* START RECORDS SHOWN *
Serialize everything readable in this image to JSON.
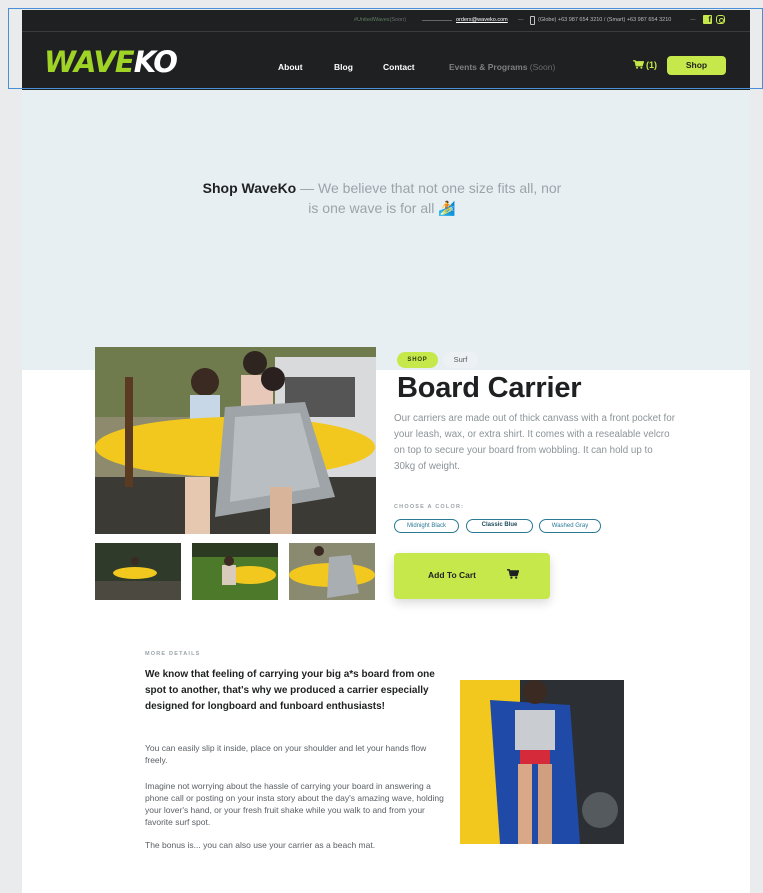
{
  "topbar": {
    "hashtag": "#UnitedWaves",
    "hashtag_soon": "(Soon)",
    "email": "orders@waveko.com",
    "dash": "—",
    "phone_text": "(Globe) +63 987 654 3210 / (Smart) +63 987 654 3210",
    "facebook_glyph": "f"
  },
  "nav": {
    "logo_wave": "WAVE",
    "logo_ko": "KO",
    "about": "About",
    "blog": "Blog",
    "contact": "Contact",
    "events": "Events & Programs",
    "events_soon": "(Soon)",
    "cart_count": "(1)",
    "shop": "Shop"
  },
  "hero": {
    "brand": "Shop WaveKo",
    "tagline": " — We believe that not one size fits all, nor is one wave is for all 🏄"
  },
  "product": {
    "tag_shop": "SHOP",
    "tag_surf": "Surf",
    "title": "Board Carrier",
    "description": "Our carriers are made out of thick canvass with a front pocket for your leash, wax, or extra shirt. It comes with a resealable velcro on top to secure your board from wobbling. It can hold up to 30kg of weight.",
    "color_label": "CHOOSE A COLOR:",
    "colors": [
      "Midnight Black",
      "Classic Blue",
      "Washed Gray"
    ],
    "selected_color": "Classic Blue",
    "add_to_cart": "Add To Cart"
  },
  "details": {
    "label": "MORE DETAILS",
    "lead": "We know that feeling of carrying your big a*s board from one spot to another, that's why we produced a carrier especially designed for longboard and funboard enthusiasts!",
    "p1": "You can easily slip it inside, place on your shoulder and let your hands flow freely.",
    "p2": "Imagine not worrying about the hassle of carrying your board in answering a phone call or posting on your insta story about the day's amazing wave, holding your lover's hand, or your fresh fruit shake while you walk to and from your favorite surf spot.",
    "p3": "The bonus is... you can also use your carrier as a beach mat."
  },
  "colors": {
    "accent": "#c6e84a",
    "logo_green": "#9fd326",
    "dark": "#1f2021",
    "hero_bg": "#e8eff3",
    "option_blue": "#2a7a95"
  },
  "icons": {
    "cart": "cart-icon",
    "phone": "phone-icon",
    "facebook": "facebook-icon",
    "instagram": "instagram-icon"
  }
}
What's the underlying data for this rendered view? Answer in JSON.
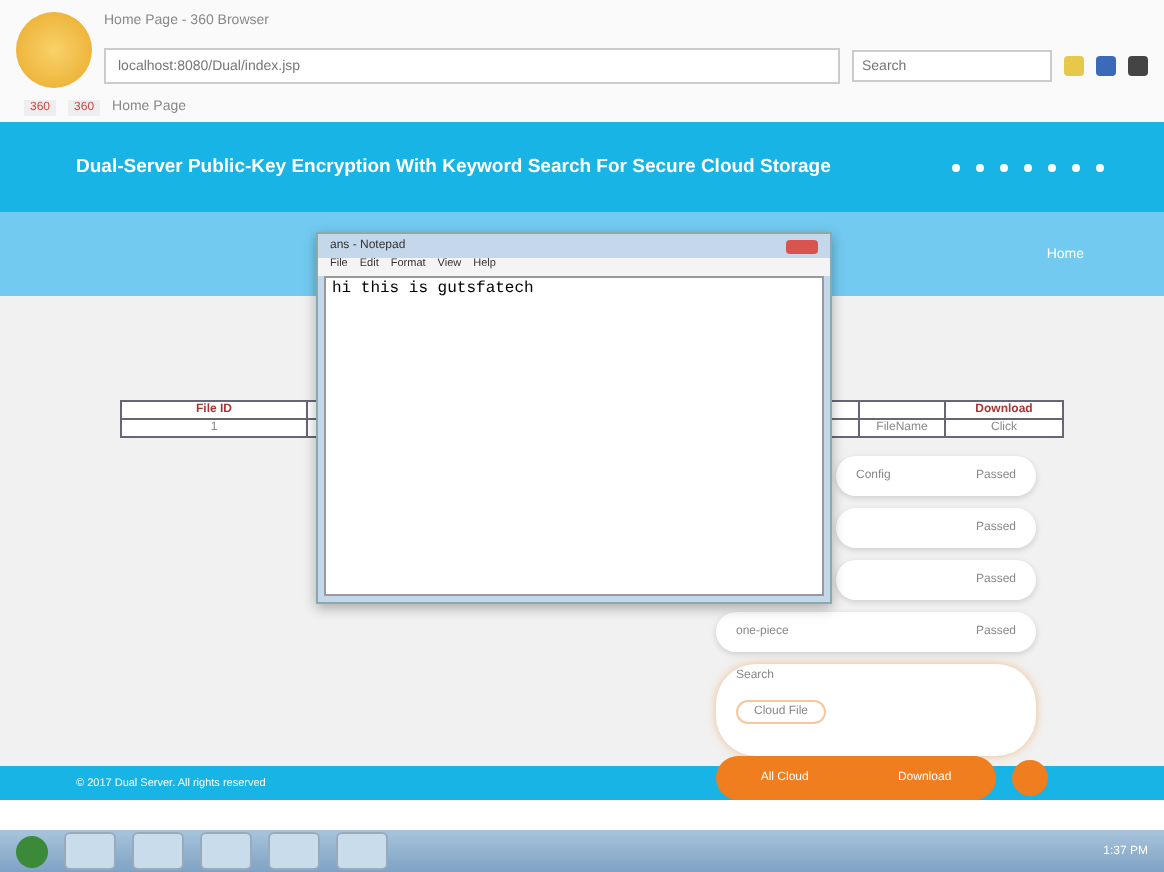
{
  "browser": {
    "tab_title": "Home Page - 360 Browser",
    "address": "localhost:8080/Dual/index.jsp",
    "search_placeholder": "Search",
    "bookmarks": [
      "360",
      "360"
    ],
    "page_tab": "Home Page"
  },
  "header": {
    "title": "Dual-Server Public-Key Encryption With Keyword Search For Secure Cloud Storage"
  },
  "nav": {
    "link": "Home"
  },
  "table": {
    "columns": [
      "File ID",
      "Download"
    ],
    "rows": [
      [
        "1",
        "Click"
      ]
    ],
    "partial_cell": "FileName"
  },
  "notepad": {
    "title": "ans - Notepad",
    "menu": [
      "File",
      "Edit",
      "Format",
      "View",
      "Help"
    ],
    "content": "hi this is gutsfatech"
  },
  "float_menu": {
    "items": [
      {
        "label": "Config",
        "status": "Passed"
      },
      {
        "status": "Passed"
      },
      {
        "status": "Passed"
      },
      {
        "label": "one-piece",
        "status": "Passed"
      }
    ],
    "search_label": "Search",
    "search_button": "Cloud File"
  },
  "footer": {
    "text": "© 2017 Dual Server. All rights reserved",
    "pill": [
      "All Cloud",
      "Download"
    ]
  },
  "taskbar": {
    "clock": "1:37 PM"
  }
}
* END RECORDS SHOWN *
**WHAT THE TASK REQUIRES**
Copy the listing exactly. Any image in it stays out of the copy.

**WRITTEN SOLUTION**
Serialize everything readable in this image to JSON.
{
  "topbar": {
    "hashtag": "#UnitedWaves",
    "hashtag_soon": "(Soon)",
    "email": "orders@waveko.com",
    "dash": "—",
    "phone_text": "(Globe) +63 987 654 3210 / (Smart) +63 987 654 3210",
    "facebook_glyph": "f"
  },
  "nav": {
    "logo_wave": "WAVE",
    "logo_ko": "KO",
    "about": "About",
    "blog": "Blog",
    "contact": "Contact",
    "events": "Events & Programs",
    "events_soon": "(Soon)",
    "cart_count": "(1)",
    "shop": "Shop"
  },
  "hero": {
    "brand": "Shop WaveKo",
    "tagline": " — We believe that not one size fits all, nor is one wave is for all 🏄"
  },
  "product": {
    "tag_shop": "SHOP",
    "tag_surf": "Surf",
    "title": "Board Carrier",
    "description": "Our carriers are made out of thick canvass with a front pocket for your leash, wax, or extra shirt. It comes with a resealable velcro on top to secure your board from wobbling. It can hold up to 30kg of weight.",
    "color_label": "CHOOSE A COLOR:",
    "colors": [
      "Midnight Black",
      "Classic Blue",
      "Washed Gray"
    ],
    "selected_color": "Classic Blue",
    "add_to_cart": "Add To Cart"
  },
  "details": {
    "label": "MORE DETAILS",
    "lead": "We know that feeling of carrying your big a*s board from one spot to another, that's why we produced a carrier especially designed for longboard and funboard enthusiasts!",
    "p1": "You can easily slip it inside, place on your shoulder and let your hands flow freely.",
    "p2": "Imagine not worrying about the hassle of carrying your board in answering a phone call or posting on your insta story about the day's amazing wave, holding your lover's hand, or your fresh fruit shake while you walk to and from your favorite surf spot.",
    "p3": "The bonus is... you can also use your carrier as a beach mat."
  },
  "colors": {
    "accent": "#c6e84a",
    "logo_green": "#9fd326",
    "dark": "#1f2021",
    "hero_bg": "#e8eff3",
    "option_blue": "#2a7a95"
  },
  "icons": {
    "cart": "cart-icon",
    "phone": "phone-icon",
    "facebook": "facebook-icon",
    "instagram": "instagram-icon"
  }
}
What's the underlying data for this rendered view? Answer in JSON.
{
  "browser": {
    "tab_title": "Home Page - 360 Browser",
    "address": "localhost:8080/Dual/index.jsp",
    "search_placeholder": "Search",
    "bookmarks": [
      "360",
      "360"
    ],
    "page_tab": "Home Page"
  },
  "header": {
    "title": "Dual-Server Public-Key Encryption With Keyword Search For Secure Cloud Storage"
  },
  "nav": {
    "link": "Home"
  },
  "table": {
    "columns": [
      "File ID",
      "Download"
    ],
    "rows": [
      [
        "1",
        "Click"
      ]
    ],
    "partial_cell": "FileName"
  },
  "notepad": {
    "title": "ans - Notepad",
    "menu": [
      "File",
      "Edit",
      "Format",
      "View",
      "Help"
    ],
    "content": "hi this is gutsfatech"
  },
  "float_menu": {
    "items": [
      {
        "label": "Config",
        "status": "Passed"
      },
      {
        "status": "Passed"
      },
      {
        "status": "Passed"
      },
      {
        "label": "one-piece",
        "status": "Passed"
      }
    ],
    "search_label": "Search",
    "search_button": "Cloud File"
  },
  "footer": {
    "text": "© 2017 Dual Server. All rights reserved",
    "pill": [
      "All Cloud",
      "Download"
    ]
  },
  "taskbar": {
    "clock": "1:37 PM"
  }
}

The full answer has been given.